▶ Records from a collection
○ ○ ○
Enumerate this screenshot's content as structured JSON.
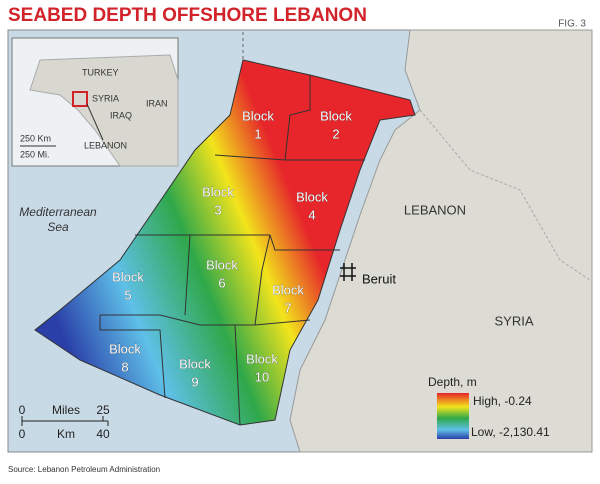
{
  "header": {
    "title": "SEABED DEPTH OFFSHORE LEBANON",
    "figure": "FIG. 3"
  },
  "inset": {
    "labels": [
      "TURKEY",
      "SYRIA",
      "IRAN",
      "IRAQ",
      "LEBANON"
    ],
    "scale": [
      "250 Km",
      "250 Mi."
    ]
  },
  "map": {
    "sea": [
      "Mediterranean",
      "Sea"
    ],
    "countries": [
      "LEBANON",
      "SYRIA"
    ],
    "city": "Beruit",
    "blocks": [
      {
        "label": "Block",
        "number": 1
      },
      {
        "label": "Block",
        "number": 2
      },
      {
        "label": "Block",
        "number": 3
      },
      {
        "label": "Block",
        "number": 4
      },
      {
        "label": "Block",
        "number": 5
      },
      {
        "label": "Block",
        "number": 6
      },
      {
        "label": "Block",
        "number": 7
      },
      {
        "label": "Block",
        "number": 8
      },
      {
        "label": "Block",
        "number": 9
      },
      {
        "label": "Block",
        "number": 10
      }
    ]
  },
  "legend": {
    "title": "Depth, m",
    "high": "High, -0.24",
    "low": "Low, -2,130.41"
  },
  "scale": {
    "miles": [
      "0",
      "Miles",
      "25"
    ],
    "km": [
      "0",
      "Km",
      "40"
    ]
  },
  "source": "Source: Lebanon Petroleum Administration"
}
○ ○ ○
▶ Objective
Omit every image. Quote each record exactly.

▶ Result for this task
Enumerate this screenshot's content as structured JSON.
{
  "header": {
    "title": "SEABED DEPTH OFFSHORE LEBANON",
    "figure": "FIG. 3"
  },
  "inset": {
    "labels": [
      "TURKEY",
      "SYRIA",
      "IRAN",
      "IRAQ",
      "LEBANON"
    ],
    "scale": [
      "250 Km",
      "250 Mi."
    ]
  },
  "map": {
    "sea": [
      "Mediterranean",
      "Sea"
    ],
    "countries": [
      "LEBANON",
      "SYRIA"
    ],
    "city": "Beruit",
    "blocks": [
      {
        "label": "Block",
        "number": 1
      },
      {
        "label": "Block",
        "number": 2
      },
      {
        "label": "Block",
        "number": 3
      },
      {
        "label": "Block",
        "number": 4
      },
      {
        "label": "Block",
        "number": 5
      },
      {
        "label": "Block",
        "number": 6
      },
      {
        "label": "Block",
        "number": 7
      },
      {
        "label": "Block",
        "number": 8
      },
      {
        "label": "Block",
        "number": 9
      },
      {
        "label": "Block",
        "number": 10
      }
    ]
  },
  "legend": {
    "title": "Depth, m",
    "high": "High, -0.24",
    "low": "Low, -2,130.41"
  },
  "scale": {
    "miles": [
      "0",
      "Miles",
      "25"
    ],
    "km": [
      "0",
      "Km",
      "40"
    ]
  },
  "source": "Source: Lebanon Petroleum Administration"
}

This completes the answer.